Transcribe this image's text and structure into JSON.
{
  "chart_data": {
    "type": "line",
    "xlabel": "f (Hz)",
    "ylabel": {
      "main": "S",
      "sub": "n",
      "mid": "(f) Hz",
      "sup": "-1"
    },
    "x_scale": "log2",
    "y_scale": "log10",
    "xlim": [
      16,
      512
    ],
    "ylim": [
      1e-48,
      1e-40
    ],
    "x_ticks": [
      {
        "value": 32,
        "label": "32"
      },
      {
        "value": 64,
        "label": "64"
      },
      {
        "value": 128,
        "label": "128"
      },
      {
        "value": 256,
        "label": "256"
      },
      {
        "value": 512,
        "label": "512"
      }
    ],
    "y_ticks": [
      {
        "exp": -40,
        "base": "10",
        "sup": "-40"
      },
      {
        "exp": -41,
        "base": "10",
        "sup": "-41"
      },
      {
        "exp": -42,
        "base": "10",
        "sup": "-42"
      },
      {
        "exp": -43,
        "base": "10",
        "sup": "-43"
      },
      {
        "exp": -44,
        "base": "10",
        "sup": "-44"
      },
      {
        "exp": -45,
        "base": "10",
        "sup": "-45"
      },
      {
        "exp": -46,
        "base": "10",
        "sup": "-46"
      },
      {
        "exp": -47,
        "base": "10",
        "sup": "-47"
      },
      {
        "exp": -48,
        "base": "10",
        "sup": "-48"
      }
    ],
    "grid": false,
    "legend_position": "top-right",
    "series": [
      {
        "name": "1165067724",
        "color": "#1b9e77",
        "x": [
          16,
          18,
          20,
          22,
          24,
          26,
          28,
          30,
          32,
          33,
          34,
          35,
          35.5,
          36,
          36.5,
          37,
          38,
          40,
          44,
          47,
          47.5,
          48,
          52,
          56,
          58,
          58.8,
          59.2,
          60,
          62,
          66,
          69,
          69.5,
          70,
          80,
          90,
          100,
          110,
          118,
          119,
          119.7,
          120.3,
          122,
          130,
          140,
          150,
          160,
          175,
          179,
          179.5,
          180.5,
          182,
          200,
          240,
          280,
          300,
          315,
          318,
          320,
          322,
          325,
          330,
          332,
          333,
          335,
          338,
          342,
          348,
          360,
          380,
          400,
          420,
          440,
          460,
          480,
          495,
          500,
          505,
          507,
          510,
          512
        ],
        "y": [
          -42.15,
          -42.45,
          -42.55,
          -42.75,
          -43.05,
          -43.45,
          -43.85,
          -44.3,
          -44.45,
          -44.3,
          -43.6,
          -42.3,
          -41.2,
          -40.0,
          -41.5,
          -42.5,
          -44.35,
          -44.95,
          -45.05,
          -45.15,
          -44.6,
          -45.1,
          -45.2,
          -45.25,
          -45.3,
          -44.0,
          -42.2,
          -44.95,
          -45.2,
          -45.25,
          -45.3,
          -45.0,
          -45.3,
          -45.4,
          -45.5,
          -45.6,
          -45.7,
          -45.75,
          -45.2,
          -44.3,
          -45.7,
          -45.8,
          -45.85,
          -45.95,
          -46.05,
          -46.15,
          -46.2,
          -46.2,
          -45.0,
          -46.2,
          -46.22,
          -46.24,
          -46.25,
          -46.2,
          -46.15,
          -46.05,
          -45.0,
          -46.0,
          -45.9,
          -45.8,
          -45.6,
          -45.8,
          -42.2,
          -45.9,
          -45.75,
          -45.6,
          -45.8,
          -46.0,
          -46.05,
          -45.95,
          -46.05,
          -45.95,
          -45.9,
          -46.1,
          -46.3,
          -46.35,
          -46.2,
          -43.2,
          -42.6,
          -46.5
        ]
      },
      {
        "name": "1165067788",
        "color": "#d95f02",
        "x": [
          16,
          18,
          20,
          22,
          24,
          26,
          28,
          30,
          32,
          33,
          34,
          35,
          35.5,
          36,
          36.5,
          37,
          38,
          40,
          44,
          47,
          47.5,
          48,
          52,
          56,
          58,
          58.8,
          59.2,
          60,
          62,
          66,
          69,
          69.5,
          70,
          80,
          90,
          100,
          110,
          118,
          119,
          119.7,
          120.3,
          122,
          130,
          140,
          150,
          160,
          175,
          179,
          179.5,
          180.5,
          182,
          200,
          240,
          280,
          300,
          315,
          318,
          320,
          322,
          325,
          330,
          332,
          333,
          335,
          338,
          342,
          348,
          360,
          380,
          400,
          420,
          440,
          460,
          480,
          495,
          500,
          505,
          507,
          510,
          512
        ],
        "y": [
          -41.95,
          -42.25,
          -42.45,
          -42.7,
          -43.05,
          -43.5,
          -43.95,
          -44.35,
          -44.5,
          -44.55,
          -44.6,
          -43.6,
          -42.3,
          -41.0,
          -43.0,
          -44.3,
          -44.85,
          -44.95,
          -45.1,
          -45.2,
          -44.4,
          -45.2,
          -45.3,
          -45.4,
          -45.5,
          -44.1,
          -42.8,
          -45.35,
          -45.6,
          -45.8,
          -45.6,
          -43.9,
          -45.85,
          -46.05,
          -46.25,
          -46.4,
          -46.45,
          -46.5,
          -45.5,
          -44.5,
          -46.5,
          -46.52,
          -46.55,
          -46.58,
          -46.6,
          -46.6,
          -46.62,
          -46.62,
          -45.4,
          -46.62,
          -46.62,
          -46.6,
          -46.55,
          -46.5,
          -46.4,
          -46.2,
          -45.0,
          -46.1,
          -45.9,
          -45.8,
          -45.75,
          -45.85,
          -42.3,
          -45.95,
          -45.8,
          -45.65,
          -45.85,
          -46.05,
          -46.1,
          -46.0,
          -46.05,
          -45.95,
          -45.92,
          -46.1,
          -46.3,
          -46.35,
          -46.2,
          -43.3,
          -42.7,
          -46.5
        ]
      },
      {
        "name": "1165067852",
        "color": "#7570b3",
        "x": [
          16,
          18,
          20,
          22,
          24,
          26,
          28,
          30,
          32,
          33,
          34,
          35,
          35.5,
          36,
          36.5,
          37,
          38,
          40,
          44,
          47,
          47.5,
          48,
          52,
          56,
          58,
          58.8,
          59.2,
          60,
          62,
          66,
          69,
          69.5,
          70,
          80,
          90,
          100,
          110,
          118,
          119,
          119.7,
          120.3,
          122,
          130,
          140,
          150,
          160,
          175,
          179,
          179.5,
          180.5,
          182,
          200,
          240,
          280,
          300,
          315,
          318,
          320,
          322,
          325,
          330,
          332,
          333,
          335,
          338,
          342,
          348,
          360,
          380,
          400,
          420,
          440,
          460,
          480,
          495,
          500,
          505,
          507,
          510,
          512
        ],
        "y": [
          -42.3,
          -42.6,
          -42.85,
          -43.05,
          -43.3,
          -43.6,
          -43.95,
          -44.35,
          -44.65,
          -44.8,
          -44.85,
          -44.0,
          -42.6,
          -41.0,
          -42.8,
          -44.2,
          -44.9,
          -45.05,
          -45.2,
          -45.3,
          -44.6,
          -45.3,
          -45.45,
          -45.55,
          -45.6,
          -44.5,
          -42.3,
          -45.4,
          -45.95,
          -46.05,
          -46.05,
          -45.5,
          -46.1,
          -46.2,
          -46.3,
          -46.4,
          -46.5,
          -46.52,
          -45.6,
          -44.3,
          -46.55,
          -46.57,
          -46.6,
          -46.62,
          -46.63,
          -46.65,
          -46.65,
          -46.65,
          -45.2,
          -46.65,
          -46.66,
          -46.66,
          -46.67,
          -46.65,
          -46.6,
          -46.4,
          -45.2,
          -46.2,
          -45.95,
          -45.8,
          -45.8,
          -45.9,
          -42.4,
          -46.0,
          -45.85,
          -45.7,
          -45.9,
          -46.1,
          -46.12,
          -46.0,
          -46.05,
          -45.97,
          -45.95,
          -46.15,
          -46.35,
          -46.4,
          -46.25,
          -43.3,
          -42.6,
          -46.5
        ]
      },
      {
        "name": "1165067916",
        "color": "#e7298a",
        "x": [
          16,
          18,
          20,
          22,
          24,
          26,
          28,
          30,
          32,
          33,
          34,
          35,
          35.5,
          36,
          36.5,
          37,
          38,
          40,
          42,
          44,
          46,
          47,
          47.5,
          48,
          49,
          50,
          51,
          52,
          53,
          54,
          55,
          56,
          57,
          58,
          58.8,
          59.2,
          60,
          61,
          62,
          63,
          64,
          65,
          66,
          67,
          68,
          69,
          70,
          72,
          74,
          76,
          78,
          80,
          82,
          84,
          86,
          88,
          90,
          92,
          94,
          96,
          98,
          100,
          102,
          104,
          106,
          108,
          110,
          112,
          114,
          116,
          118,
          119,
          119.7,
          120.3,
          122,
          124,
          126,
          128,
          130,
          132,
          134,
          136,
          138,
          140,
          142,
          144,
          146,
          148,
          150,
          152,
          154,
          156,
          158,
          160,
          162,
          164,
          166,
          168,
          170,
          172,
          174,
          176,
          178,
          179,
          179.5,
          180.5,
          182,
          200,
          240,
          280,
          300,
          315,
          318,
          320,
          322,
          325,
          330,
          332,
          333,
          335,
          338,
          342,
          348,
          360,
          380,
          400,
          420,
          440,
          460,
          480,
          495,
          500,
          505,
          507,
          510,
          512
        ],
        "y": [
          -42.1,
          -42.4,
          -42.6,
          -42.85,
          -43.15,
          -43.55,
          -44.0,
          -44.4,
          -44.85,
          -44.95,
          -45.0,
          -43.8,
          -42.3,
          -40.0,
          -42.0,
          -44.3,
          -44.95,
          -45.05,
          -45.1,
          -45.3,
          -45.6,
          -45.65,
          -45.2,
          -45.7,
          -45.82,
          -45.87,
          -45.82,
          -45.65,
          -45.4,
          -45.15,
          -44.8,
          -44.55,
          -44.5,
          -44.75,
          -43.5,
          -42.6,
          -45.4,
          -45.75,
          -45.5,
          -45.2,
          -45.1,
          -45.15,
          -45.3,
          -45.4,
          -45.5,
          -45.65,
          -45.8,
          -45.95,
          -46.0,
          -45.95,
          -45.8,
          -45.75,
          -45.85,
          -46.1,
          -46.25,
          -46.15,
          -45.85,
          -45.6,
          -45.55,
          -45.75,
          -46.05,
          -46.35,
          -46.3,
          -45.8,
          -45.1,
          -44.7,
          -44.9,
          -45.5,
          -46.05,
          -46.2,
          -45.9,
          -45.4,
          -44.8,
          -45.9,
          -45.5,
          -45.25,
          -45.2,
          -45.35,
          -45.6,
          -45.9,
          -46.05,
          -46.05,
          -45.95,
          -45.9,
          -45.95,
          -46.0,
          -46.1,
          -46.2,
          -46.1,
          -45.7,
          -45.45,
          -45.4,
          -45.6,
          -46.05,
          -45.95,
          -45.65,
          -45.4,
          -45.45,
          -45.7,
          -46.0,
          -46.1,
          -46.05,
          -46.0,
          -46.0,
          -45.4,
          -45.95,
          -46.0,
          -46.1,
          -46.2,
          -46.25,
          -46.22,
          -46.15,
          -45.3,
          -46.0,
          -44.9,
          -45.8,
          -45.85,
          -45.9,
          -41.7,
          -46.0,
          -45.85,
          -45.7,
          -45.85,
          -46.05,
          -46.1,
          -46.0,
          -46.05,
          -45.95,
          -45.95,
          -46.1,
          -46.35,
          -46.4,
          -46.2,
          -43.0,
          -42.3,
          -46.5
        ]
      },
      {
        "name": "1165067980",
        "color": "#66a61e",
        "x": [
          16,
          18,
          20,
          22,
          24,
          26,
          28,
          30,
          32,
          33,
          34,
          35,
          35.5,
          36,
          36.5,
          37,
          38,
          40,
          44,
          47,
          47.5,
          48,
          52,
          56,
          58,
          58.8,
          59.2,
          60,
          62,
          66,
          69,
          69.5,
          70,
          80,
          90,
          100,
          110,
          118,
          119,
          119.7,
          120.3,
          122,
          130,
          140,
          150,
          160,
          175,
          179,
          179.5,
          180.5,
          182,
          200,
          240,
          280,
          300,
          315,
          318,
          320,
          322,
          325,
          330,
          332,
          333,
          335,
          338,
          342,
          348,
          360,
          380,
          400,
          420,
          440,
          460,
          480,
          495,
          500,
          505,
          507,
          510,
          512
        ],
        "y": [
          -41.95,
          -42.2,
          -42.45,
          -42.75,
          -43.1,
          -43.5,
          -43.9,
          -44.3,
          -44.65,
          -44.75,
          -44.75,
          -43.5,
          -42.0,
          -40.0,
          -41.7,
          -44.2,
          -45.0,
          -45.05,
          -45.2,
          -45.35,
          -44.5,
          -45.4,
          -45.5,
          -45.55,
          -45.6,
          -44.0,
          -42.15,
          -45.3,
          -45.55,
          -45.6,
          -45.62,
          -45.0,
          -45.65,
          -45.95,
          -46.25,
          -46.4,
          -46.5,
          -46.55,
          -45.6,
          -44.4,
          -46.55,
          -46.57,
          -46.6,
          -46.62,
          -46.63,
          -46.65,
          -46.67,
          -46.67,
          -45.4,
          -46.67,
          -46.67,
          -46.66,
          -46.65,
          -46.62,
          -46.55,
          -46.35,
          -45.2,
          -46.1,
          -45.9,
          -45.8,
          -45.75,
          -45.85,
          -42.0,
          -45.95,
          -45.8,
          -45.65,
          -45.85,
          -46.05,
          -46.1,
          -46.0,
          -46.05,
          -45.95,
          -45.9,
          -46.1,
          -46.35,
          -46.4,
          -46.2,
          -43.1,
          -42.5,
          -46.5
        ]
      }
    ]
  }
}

────

Write out every line of the entries that holds the word "value".

        "value": 32,
        "value": 64,
        "value": 128,
        "value": 256,
        "value": 512,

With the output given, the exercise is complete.